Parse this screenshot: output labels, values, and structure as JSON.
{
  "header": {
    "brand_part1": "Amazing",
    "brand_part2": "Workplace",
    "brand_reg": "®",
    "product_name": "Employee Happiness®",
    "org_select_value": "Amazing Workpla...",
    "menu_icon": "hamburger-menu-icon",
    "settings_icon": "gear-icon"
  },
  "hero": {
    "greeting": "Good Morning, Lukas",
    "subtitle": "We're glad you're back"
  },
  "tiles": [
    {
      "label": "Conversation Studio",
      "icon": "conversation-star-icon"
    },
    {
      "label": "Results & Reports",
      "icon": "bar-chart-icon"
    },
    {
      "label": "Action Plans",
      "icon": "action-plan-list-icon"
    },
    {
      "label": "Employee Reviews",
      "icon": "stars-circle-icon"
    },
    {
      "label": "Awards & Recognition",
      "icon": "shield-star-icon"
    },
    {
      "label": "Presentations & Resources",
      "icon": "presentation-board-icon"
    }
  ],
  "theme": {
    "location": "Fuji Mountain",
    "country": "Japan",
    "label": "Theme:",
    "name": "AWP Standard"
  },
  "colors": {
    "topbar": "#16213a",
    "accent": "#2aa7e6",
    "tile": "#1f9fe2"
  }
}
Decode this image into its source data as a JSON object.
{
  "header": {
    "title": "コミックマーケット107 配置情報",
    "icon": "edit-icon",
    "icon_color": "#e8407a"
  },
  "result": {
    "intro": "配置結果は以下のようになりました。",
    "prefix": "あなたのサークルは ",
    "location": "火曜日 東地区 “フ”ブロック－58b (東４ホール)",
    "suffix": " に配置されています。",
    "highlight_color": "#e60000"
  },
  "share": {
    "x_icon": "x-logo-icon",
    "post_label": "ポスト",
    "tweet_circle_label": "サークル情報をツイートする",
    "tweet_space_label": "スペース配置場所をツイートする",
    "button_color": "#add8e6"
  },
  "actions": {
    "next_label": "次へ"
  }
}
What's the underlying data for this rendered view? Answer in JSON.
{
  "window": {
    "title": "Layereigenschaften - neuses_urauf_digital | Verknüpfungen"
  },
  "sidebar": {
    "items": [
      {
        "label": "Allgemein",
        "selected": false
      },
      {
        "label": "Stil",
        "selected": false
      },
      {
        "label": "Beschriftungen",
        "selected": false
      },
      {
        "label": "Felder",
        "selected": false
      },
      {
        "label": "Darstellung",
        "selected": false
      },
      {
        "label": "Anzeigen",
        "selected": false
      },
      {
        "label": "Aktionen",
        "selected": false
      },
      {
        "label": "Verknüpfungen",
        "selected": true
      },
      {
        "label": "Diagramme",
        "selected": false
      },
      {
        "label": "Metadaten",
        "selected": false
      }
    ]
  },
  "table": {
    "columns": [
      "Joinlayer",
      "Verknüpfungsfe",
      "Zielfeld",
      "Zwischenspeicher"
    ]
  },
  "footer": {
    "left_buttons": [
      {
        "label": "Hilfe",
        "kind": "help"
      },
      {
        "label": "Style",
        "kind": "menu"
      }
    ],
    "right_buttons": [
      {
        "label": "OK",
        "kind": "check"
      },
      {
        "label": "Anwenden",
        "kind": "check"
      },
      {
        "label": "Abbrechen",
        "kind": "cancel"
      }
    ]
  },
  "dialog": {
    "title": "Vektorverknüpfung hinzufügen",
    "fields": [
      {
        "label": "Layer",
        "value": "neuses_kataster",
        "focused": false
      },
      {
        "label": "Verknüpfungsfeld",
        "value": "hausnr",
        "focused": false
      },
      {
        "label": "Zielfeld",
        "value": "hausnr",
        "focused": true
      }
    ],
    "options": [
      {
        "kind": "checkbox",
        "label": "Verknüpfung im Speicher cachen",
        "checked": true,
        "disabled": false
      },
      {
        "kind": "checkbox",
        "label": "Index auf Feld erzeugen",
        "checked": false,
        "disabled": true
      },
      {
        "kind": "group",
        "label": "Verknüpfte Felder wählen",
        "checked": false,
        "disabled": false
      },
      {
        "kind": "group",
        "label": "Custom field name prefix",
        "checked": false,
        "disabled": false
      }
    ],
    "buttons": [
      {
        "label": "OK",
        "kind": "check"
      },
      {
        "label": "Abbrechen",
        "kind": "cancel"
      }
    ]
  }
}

● Task description: Copy out each line exactly as written.

● Full answer:
Parse this screenshot: output labels, values, and structure as JSON.
{
  "header": {
    "brand_part1": "Amazing",
    "brand_part2": "Workplace",
    "brand_reg": "®",
    "product_name": "Employee Happiness®",
    "org_select_value": "Amazing Workpla...",
    "menu_icon": "hamburger-menu-icon",
    "settings_icon": "gear-icon"
  },
  "hero": {
    "greeting": "Good Morning, Lukas",
    "subtitle": "We're glad you're back"
  },
  "tiles": [
    {
      "label": "Conversation Studio",
      "icon": "conversation-star-icon"
    },
    {
      "label": "Results & Reports",
      "icon": "bar-chart-icon"
    },
    {
      "label": "Action Plans",
      "icon": "action-plan-list-icon"
    },
    {
      "label": "Employee Reviews",
      "icon": "stars-circle-icon"
    },
    {
      "label": "Awards & Recognition",
      "icon": "shield-star-icon"
    },
    {
      "label": "Presentations & Resources",
      "icon": "presentation-board-icon"
    }
  ],
  "theme": {
    "location": "Fuji Mountain",
    "country": "Japan",
    "label": "Theme:",
    "name": "AWP Standard"
  },
  "colors": {
    "topbar": "#16213a",
    "accent": "#2aa7e6",
    "tile": "#1f9fe2"
  }
}
Decode this image into its source data as a JSON object.
{
  "header": {
    "title": "コミックマーケット107 配置情報",
    "icon": "edit-icon",
    "icon_color": "#e8407a"
  },
  "result": {
    "intro": "配置結果は以下のようになりました。",
    "prefix": "あなたのサークルは ",
    "location": "火曜日 東地区 “フ”ブロック－58b (東４ホール)",
    "suffix": " に配置されています。",
    "highlight_color": "#e60000"
  },
  "share": {
    "x_icon": "x-logo-icon",
    "post_label": "ポスト",
    "tweet_circle_label": "サークル情報をツイートする",
    "tweet_space_label": "スペース配置場所をツイートする",
    "button_color": "#add8e6"
  },
  "actions": {
    "next_label": "次へ"
  }
}
What's the underlying data for this rendered view? Answer in JSON.
{
  "window": {
    "title": "Layereigenschaften - neuses_urauf_digital | Verknüpfungen"
  },
  "sidebar": {
    "items": [
      {
        "label": "Allgemein",
        "selected": false
      },
      {
        "label": "Stil",
        "selected": false
      },
      {
        "label": "Beschriftungen",
        "selected": false
      },
      {
        "label": "Felder",
        "selected": false
      },
      {
        "label": "Darstellung",
        "selected": false
      },
      {
        "label": "Anzeigen",
        "selected": false
      },
      {
        "label": "Aktionen",
        "selected": false
      },
      {
        "label": "Verknüpfungen",
        "selected": true
      },
      {
        "label": "Diagramme",
        "selected": false
      },
      {
        "label": "Metadaten",
        "selected": false
      }
    ]
  },
  "table": {
    "columns": [
      "Joinlayer",
      "Verknüpfungsfe",
      "Zielfeld",
      "Zwischenspeicher"
    ]
  },
  "footer": {
    "left_buttons": [
      {
        "label": "Hilfe",
        "kind": "help"
      },
      {
        "label": "Style",
        "kind": "menu"
      }
    ],
    "right_buttons": [
      {
        "label": "OK",
        "kind": "check"
      },
      {
        "label": "Anwenden",
        "kind": "check"
      },
      {
        "label": "Abbrechen",
        "kind": "cancel"
      }
    ]
  },
  "dialog": {
    "title": "Vektorverknüpfung hinzufügen",
    "fields": [
      {
        "label": "Layer",
        "value": "neuses_kataster",
        "focused": false
      },
      {
        "label": "Verknüpfungsfeld",
        "value": "hausnr",
        "focused": false
      },
      {
        "label": "Zielfeld",
        "value": "hausnr",
        "focused": true
      }
    ],
    "options": [
      {
        "kind": "checkbox",
        "label": "Verknüpfung im Speicher cachen",
        "checked": true,
        "disabled": false
      },
      {
        "kind": "checkbox",
        "label": "Index auf Feld erzeugen",
        "checked": false,
        "disabled": true
      },
      {
        "kind": "group",
        "label": "Verknüpfte Felder wählen",
        "checked": false,
        "disabled": false
      },
      {
        "kind": "group",
        "label": "Custom field name prefix",
        "checked": false,
        "disabled": false
      }
    ],
    "buttons": [
      {
        "label": "OK",
        "kind": "check"
      },
      {
        "label": "Abbrechen",
        "kind": "cancel"
      }
    ]
  }
}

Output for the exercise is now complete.